What you will do ▸ List each line of the data that holds the word "JSON".

- - - - -

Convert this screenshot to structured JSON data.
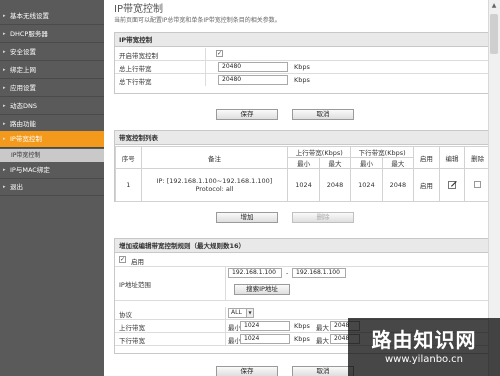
{
  "sidebar": {
    "items": [
      {
        "label": "基本无线设置"
      },
      {
        "label": "DHCP服务器"
      },
      {
        "label": "安全设置"
      },
      {
        "label": "绑定上网"
      },
      {
        "label": "应用设置"
      },
      {
        "label": "动态DNS"
      },
      {
        "label": "路由功能"
      },
      {
        "label": "IP带宽控制"
      }
    ],
    "subitems": [
      {
        "label": "IP带宽控制"
      },
      {
        "label": "IP与MAC绑定"
      }
    ],
    "last_item": {
      "label": "退出"
    }
  },
  "page": {
    "title": "IP带宽控制",
    "description": "当前页面可以配置IP总带宽和单条IP带宽控制条目的相关参数。"
  },
  "bandwidth_panel": {
    "header": "IP带宽控制",
    "enable_label": "开启带宽控制",
    "enable_checked": true,
    "up_label": "总上行带宽",
    "up_value": "20480",
    "down_label": "总下行带宽",
    "down_value": "20480",
    "unit": "Kbps"
  },
  "buttons": {
    "save": "保存",
    "cancel": "取消",
    "add": "增加",
    "delete": "删除",
    "search_ip": "搜索IP地址"
  },
  "rule_list": {
    "header": "带宽控制列表",
    "columns": {
      "seq": "序号",
      "note": "备注",
      "up": "上行带宽(Kbps)",
      "down": "下行带宽(Kbps)",
      "min": "最小",
      "max": "最大",
      "enable": "启用",
      "edit": "编辑",
      "delete": "删除"
    },
    "rows": [
      {
        "seq": "1",
        "ip": "IP: [192.168.1.100~192.168.1.100]",
        "protocol": "Protocol: all",
        "up_min": "1024",
        "up_max": "2048",
        "down_min": "1024",
        "down_max": "2048",
        "status": "启用"
      }
    ]
  },
  "edit_panel": {
    "header": "增加或编辑带宽控制规则（最大规则数16）",
    "enable_label": "启用",
    "enable_checked": true,
    "ip_range_label": "IP地址范围",
    "ip_start": "192.168.1.100",
    "ip_sep": "-",
    "ip_end": "192.168.1.100",
    "protocol_label": "协议",
    "protocol_value": "ALL",
    "up_label": "上行带宽",
    "down_label": "下行带宽",
    "min_label": "最小:",
    "max_label": "最大",
    "up_min": "1024",
    "up_max": "2048",
    "down_min": "1024",
    "down_max": "2048",
    "unit": "Kbps"
  },
  "watermark": {
    "title": "路由知识网",
    "url": "www.yilanbo.cn"
  }
}
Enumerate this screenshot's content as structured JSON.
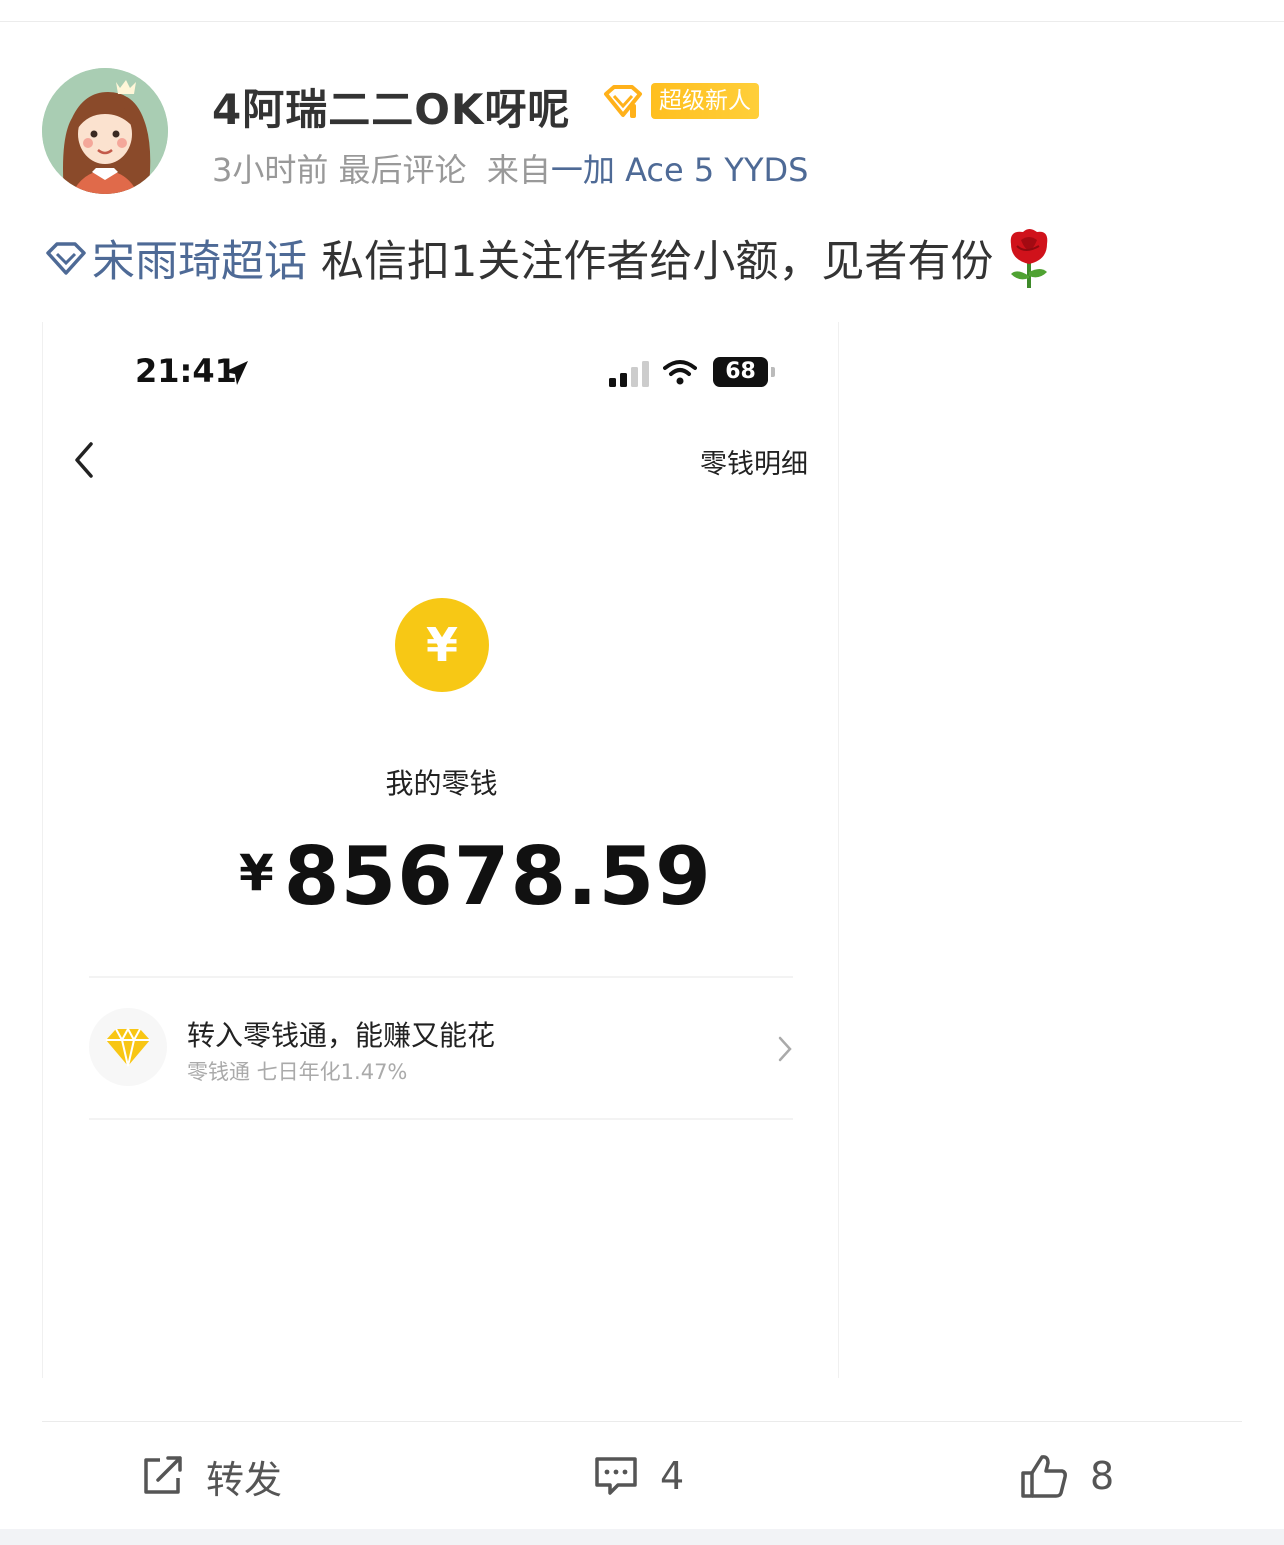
{
  "post": {
    "author": {
      "name": "4阿瑞二二OK呀呢",
      "badge_label": "超级新人",
      "avatar_icon": "girl-avatar-icon"
    },
    "meta": {
      "time": "3小时前",
      "last_comment": "最后评论",
      "from_prefix": "来自",
      "device": "一加 Ace 5 YYDS"
    },
    "topic": "宋雨琦超话",
    "text": "私信扣1关注作者给小额，见者有份",
    "emoji": "rose-emoji"
  },
  "screenshot": {
    "status_time": "21:41",
    "battery": "68",
    "detail_link": "零钱明细",
    "coin_symbol": "¥",
    "wallet_label": "我的零钱",
    "currency": "¥",
    "balance": "85678.59",
    "fund_title": "转入零钱通，能赚又能花",
    "fund_subtitle": "零钱通 七日年化1.47%"
  },
  "actions": {
    "repost_label": "转发",
    "comment_count": "4",
    "like_count": "8"
  },
  "colors": {
    "link_blue": "#4e6a96",
    "badge_yellow": "#ffbf1f",
    "coin_yellow": "#f7c815"
  }
}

- - - - -

Response to this exercise ▸
Convert this screenshot to structured JSON data.
Enumerate this screenshot's content as structured JSON.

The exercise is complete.